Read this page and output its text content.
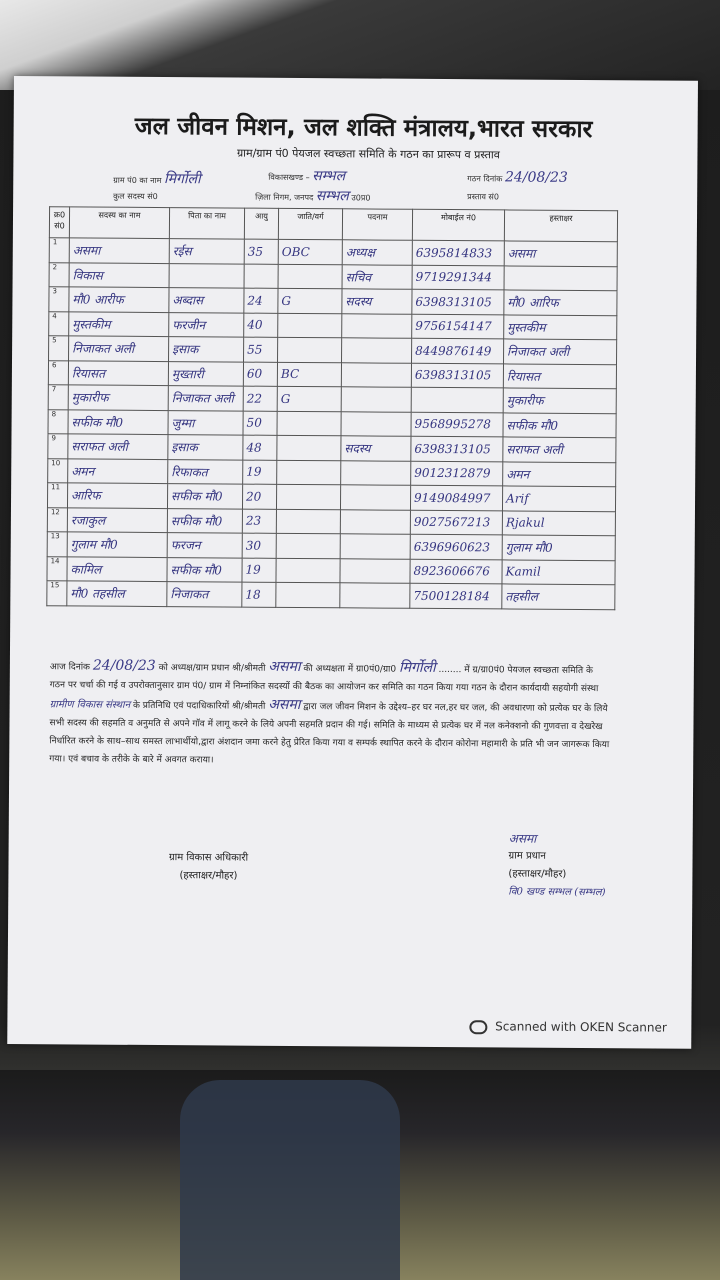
जल जीवन मिशन, जल शक्ति मंत्रालय,भारत सरकार
ग्राम/ग्राम पं0 पेयजल स्वच्छता समिति के गठन का प्रारूप व प्रस्ताव
ग्राम पं0 का नाम मिर्गोली	विकासखण्ड – सम्भल	गठन दिनांक 24/08/23
कुल सदस्य सं0	ज़िला निगम, जनपद सम्भल उ0प्र0	प्रस्ताव सं0
क्र0 सं0	सदस्य का नाम	पिता का नाम	आयु	जाति/वर्ग	पदनाम	मोबाईल नं0	हस्ताक्षर
1	असमा	रईस	35	OBC	अध्यक्ष	6395814833	असमा
2	विकास				सचिव	9719291344	
3	मौ0 आरीफ	अब्दास	24	G	सदस्य	6398313105	मौ0 आरिफ
4	मुस्तकीम	फरजीन	40			9756154147	मुस्तकीम
5	निजाकत अली	इसाक	55			8449876149	निजाकत अली
6	रियासत	मुख्तारी	60	BC		6398313105	रियासत
7	मुकारीफ	निजाकत अली	22	G			मुकारीफ
8	सफीक मौ0	जुम्मा	50			9568995278	सफीक मौ0
9	सराफत अली	इसाक	48		सदस्य	6398313105	सराफत अली
10	अमन	रिफाकत	19			9012312879	अमन
11	आरिफ	सफीक मौ0	20			9149084997	Arif
12	रजाकुल	सफीक मौ0	23			9027567213	Rjakul
13	गुलाम मौ0	फरजन	30			6396960623	गुलाम मौ0
14	कामिल	सफीक मौ0	19			8923606676	Kamil
15	मौ0 तहसील	निजाकत	18			7500128184	तहसील
आज दिनांक 24/08/23 को अध्यक्ष/ग्राम प्रधान श्री/श्रीमती असमा की अध्यक्षता में ग्रा0पं0/ग्रा0 मिर्गोली ........ में ग्र/ग्रा0पं0 पेयजल स्वच्छता समिति के गठन पर चर्चा की गई व उपरोक्तानुसार ग्राम पं0/ ग्राम में निम्नांकित सदस्यों की बैठक का आयोजन कर समिति का गठन किया गया गठन के दौरान कार्यदायी सहयोगी संस्था ग्रामीण विकास संस्थान के प्रतिनिधि एवं पदाधिकारियों श्री/श्रीमती असमा द्वारा जल जीवन मिशन के उद्देश्य–हर घर नल,हर घर जल, की अवधारणा को प्रत्येक घर के लिये सभी सदस्य की सहमति व अनुमति से अपने गॉव में लागू करने के लिये अपनी सहमति प्रदान की गई। समिति के माध्यम से प्रत्येक घर में नल कनेक्शनो की गुणवत्ता व देखरेख निर्धारित करने के साथ–साथ समस्त लाभार्थीयो,द्वारा अंशदान जमा करने हेतु प्रेरित किया गया व सम्पर्क स्थापित करने के दौरान कोरोना महामारी के प्रति भी जन जागरूक किया गया। एवं बचाव के तरीके के बारे में अवगत कराया।
ग्राम विकास अधिकारी
(हस्ताक्षर/मौहर)
असमा
ग्राम प्रधान
(हस्ताक्षर/मौहर)
वि0 खण्ड सम्भल (सम्भल)
Scanned with OKEN Scanner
________
● **INSTRUCTIONS FOR THE TASK**
Reproduce every record above exactly, omitting the pictures.

● **ANSWER TO THE PROBLEM**
Read this page and output its text content.
जल जीवन मिशन, जल शक्ति मंत्रालय,भारत सरकार
ग्राम/ग्राम पं0 पेयजल स्वच्छता समिति के गठन का प्रारूप व प्रस्ताव
ग्राम पं0 का नाम मिर्गोली	विकासखण्ड – सम्भल	गठन दिनांक 24/08/23
कुल सदस्य सं0	ज़िला निगम, जनपद सम्भल उ0प्र0	प्रस्ताव सं0
क्र0 सं0	सदस्य का नाम	पिता का नाम	आयु	जाति/वर्ग	पदनाम	मोबाईल नं0	हस्ताक्षर
1	असमा	रईस	35	OBC	अध्यक्ष	6395814833	असमा
2	विकास				सचिव	9719291344	
3	मौ0 आरीफ	अब्दास	24	G	सदस्य	6398313105	मौ0 आरिफ
4	मुस्तकीम	फरजीन	40			9756154147	मुस्तकीम
5	निजाकत अली	इसाक	55			8449876149	निजाकत अली
6	रियासत	मुख्तारी	60	BC		6398313105	रियासत
7	मुकारीफ	निजाकत अली	22	G			मुकारीफ
8	सफीक मौ0	जुम्मा	50			9568995278	सफीक मौ0
9	सराफत अली	इसाक	48		सदस्य	6398313105	सराफत अली
10	अमन	रिफाकत	19			9012312879	अमन
11	आरिफ	सफीक मौ0	20			9149084997	Arif
12	रजाकुल	सफीक मौ0	23			9027567213	Rjakul
13	गुलाम मौ0	फरजन	30			6396960623	गुलाम मौ0
14	कामिल	सफीक मौ0	19			8923606676	Kamil
15	मौ0 तहसील	निजाकत	18			7500128184	तहसील
आज दिनांक 24/08/23 को अध्यक्ष/ग्राम प्रधान श्री/श्रीमती असमा की अध्यक्षता में ग्रा0पं0/ग्रा0 मिर्गोली ........ में ग्र/ग्रा0पं0 पेयजल स्वच्छता समिति के गठन पर चर्चा की गई व उपरोक्तानुसार ग्राम पं0/ ग्राम में निम्नांकित सदस्यों की बैठक का आयोजन कर समिति का गठन किया गया गठन के दौरान कार्यदायी सहयोगी संस्था ग्रामीण विकास संस्थान के प्रतिनिधि एवं पदाधिकारियों श्री/श्रीमती असमा द्वारा जल जीवन मिशन के उद्देश्य–हर घर नल,हर घर जल, की अवधारणा को प्रत्येक घर के लिये सभी सदस्य की सहमति व अनुमति से अपने गॉव में लागू करने के लिये अपनी सहमति प्रदान की गई। समिति के माध्यम से प्रत्येक घर में नल कनेक्शनो की गुणवत्ता व देखरेख निर्धारित करने के साथ–साथ समस्त लाभार्थीयो,द्वारा अंशदान जमा करने हेतु प्रेरित किया गया व सम्पर्क स्थापित करने के दौरान कोरोना महामारी के प्रति भी जन जागरूक किया गया। एवं बचाव के तरीके के बारे में अवगत कराया।
ग्राम विकास अधिकारी
(हस्ताक्षर/मौहर)
असमा
ग्राम प्रधान
(हस्ताक्षर/मौहर)
वि0 खण्ड सम्भल (सम्भल)
Scanned with OKEN Scanner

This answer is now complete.